**ZU ERLEDIGENDE AUFGABEN**
(A) Womit bekam die Entwicklung, die Ende der 90er-Jahre mit Tauschbörsen und Datenreduktion begann, laut dem Text über den Wandel der Musikwiedergabe 2002 ein funktionierendes Ökosystem?
(B) Führen Sie den Text über den Wandel der Musikwiedergabe im Anschluss an seinen letzten Satz weiter.

**BEREITGESTELLTER TEXT**
----------

Neue Produktionsmethoden hielten schrittweise Einzug. Das Medium CD machte klangliche Fortschritte. Dass zu Anfang die Alben teilweise als schrill und kalt empfunden wurden, lag weniger an der damaligen Digitaltechnik, sondern mehr am Unvermögen im Umgang mit dem neuen Medium und an den über lange Zeit erworbenen Hörgewohnheiten. Die Toningenieure lernten kontinuierlich dazu. Auch die bis heute hartnäckig präsenten Digital-Mythen wurden gleich zu Beginn der Epoche geboren – doch das ist ein anders Thema.
Der radikale Umbruch kam schleichend
Im Gegensatz zu der in der Wahrnehmung als Paukenschlag empfundenen CD-Markteinführung begann die eigentliche Revolution der Musikwiedergabe und -nutzung langsam, zunächst unmerklich. Was mit (illegalen) Tauschbösen einer jungen, Computer-affinen Generation und massiver Datenreduktion Ende der 90er-Jahre begann, bekam 2002 mit iTunes und iPod ein funktionierendes Ökosystem. Kaufort und Abspielgerät für Musik gingen eine enge, fast exklusive Bindung ein.
Das Musikbusiness und die Musiknutzung wurden mobil und flexibel wie nie zuvor. Das Album als künstlerische Einheit gab es nach wir vor. Die Möglichkeit, nur einzelne Titel zu kaufen und das jederzeit, unabhängig von Ladenöffnungszeiten, veränderte das Kaufverhalten nachhaltig: Der Musikgenuss war befreit von einem physischen Träger und von Öffnungszeiten, es entstand eine sofortige und garantierte Verfügbarkeit. Das trägerlose Ökosystem fasste zunehmend Fuss. Neben Apple kamen weitere Anbieter auf den Markt.
Die audiophile Gemeinschaft – also die Anbieter von Geräten und Lautsprecher, wie auch die Konsumenten – konnten sich mit der Qualitätsreduktion (verlustbehaftete Kompression), bedingt durch die limitierten Internetbandbreiten und Speicherkapazitäten, nicht zufriedengeben und blieben bei der klanglich besseren Träger-basierten Wiedergabe. Vorerst. Der technische Flaschenhals – geringe Internet-Bandbreite und Speicherplatz – war nach 2010 kaum noch ein Thema. Nun kehrte der Wind in der audiophilen Gemeinde. Nicht bei allen, aber zumindest bei den Computer-affinen, denen Klangpräzision vor Sound und Gewohnheit ging.

----------

**AUSZUG DER DATENSÄTZE**

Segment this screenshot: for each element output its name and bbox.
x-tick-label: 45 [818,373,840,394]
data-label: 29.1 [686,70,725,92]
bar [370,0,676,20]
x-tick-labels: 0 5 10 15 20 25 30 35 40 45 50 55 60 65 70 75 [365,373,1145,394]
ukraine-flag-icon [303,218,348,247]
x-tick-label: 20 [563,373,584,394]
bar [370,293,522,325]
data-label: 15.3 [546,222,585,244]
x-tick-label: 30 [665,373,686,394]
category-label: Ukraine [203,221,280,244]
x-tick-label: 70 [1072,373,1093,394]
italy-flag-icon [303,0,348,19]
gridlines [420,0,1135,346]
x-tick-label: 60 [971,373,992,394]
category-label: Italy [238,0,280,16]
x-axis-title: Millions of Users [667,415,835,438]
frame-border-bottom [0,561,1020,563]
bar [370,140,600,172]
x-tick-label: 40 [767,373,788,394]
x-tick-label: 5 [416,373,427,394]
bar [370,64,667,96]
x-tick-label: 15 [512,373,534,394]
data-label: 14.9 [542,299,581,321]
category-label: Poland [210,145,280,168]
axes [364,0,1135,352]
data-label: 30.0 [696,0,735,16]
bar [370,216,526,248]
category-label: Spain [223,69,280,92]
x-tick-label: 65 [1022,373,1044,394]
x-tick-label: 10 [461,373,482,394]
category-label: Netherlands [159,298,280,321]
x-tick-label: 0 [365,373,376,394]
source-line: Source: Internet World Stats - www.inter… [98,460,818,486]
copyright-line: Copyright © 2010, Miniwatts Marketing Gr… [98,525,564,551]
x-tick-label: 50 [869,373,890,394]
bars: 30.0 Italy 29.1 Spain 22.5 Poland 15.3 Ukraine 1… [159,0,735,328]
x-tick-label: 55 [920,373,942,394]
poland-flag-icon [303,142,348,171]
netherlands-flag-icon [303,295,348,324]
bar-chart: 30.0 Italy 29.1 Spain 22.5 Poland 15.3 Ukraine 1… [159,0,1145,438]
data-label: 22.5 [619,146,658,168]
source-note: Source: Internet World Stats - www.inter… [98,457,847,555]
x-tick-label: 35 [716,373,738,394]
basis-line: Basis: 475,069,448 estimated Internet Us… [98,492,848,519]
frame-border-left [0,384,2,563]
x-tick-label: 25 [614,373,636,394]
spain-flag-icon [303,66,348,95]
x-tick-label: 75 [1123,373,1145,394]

----------

**ERGEBNISSE DER AUFGABEN**
(A) Mit iTunes und iPod.

(B)
Sie sahen mit HiRes-Audio ein neues Zeitalter ultrapräziser Musikwiedergabe anbrechen. Mit einer Bit-Tiefe von 24 Bit und einer Sampling-Rate von 96 kHz lässt sich der volle Frequenzumfang und Dynamikbereich jeglicher Art von Musik vollumfänglich und mit einer Linearität innerhalb von weniger als 1 dB aufzeichnen, speichern und wiedergeben. Wer sich jetzt mit 192 kHz oder 384 kHz Sampling-Frequenz noch mehr erhofft, dem sei mit dem Verwies auf das Thema Digital-Mythen ein Diskussionsthema gegeben.
Präzision und Sound – Fortschritt und Nostalgie.
HiRes-Download wurde ein starkes Thema, primär bei den Besitzern hochwertiger Audio-Systeme mit entsprechenden Klangerwartungen. Doch parallel dazu drangen zwei weitere Strömungen ins breitere Bewusstsein der Musikhörer ein: Streaming und Vinyl-Revival. Und in all diesen Aspekten liegt die wahre Revolution rund um den konservierten Musikgenuss. Die Koexistenz von Träger-basierter und trägerloser Musikdistribution, mobiler Audiogenuss in jeder Qualität – also HiRes und Smartphone – sind heute Realität.
Musik muss man nicht mehr kaufen (besitzen). Mieten – sprich streamen – genügt. Die Sammlung landet nicht mehr im Regal, sondern in eher schwerfälligen Playlisten oder im smarten Musikserver mit ausgeklügelter Bibliotheksverwaltung wie dem Aria Music Server. Gekauft wird primär online, egal ob CD, Download oder Streaming-Abo. Die Transaktion passiert am heimischen Rechner oder am Smart Device. Der stationäre Tonträgerhandel ist, von Ausnahmen abgesehen, nur noch in der Nische präsent, sehr oft mit breitem Vinyl-Sortiment und wenigen CDs.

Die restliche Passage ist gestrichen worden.